# EXERCISE
Search the records for "locale" and copy each line that holds it.

# PROVIDED RECORDS
☆ ☆ ☆ ☆ ☆

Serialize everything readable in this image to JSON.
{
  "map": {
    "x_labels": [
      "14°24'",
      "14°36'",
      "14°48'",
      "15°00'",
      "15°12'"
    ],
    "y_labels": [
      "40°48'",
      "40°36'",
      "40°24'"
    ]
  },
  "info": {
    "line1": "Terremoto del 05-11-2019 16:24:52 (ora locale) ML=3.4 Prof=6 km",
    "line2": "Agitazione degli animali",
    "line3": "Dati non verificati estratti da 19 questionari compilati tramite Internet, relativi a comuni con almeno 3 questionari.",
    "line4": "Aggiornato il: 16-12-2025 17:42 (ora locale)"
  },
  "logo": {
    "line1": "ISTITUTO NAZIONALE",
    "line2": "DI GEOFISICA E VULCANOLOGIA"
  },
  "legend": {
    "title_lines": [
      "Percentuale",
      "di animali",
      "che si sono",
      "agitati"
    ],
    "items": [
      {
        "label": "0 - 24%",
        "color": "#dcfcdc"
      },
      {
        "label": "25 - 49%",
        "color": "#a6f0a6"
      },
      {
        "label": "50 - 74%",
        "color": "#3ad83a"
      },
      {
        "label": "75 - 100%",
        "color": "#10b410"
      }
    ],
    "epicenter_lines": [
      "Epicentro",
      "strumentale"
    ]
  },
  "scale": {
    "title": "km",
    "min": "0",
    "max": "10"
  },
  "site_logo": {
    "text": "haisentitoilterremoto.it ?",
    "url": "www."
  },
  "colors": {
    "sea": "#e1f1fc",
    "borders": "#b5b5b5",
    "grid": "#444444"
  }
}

☆ ☆ ☆ ☆ ☆

# COMPLETE RESPONSE
    "line1": "Terremoto del 05-11-2019 16:24:52 (ora locale) ML=3.4 Prof=6 km",
    "line4": "Aggiornato il: 16-12-2025 17:42 (ora locale)"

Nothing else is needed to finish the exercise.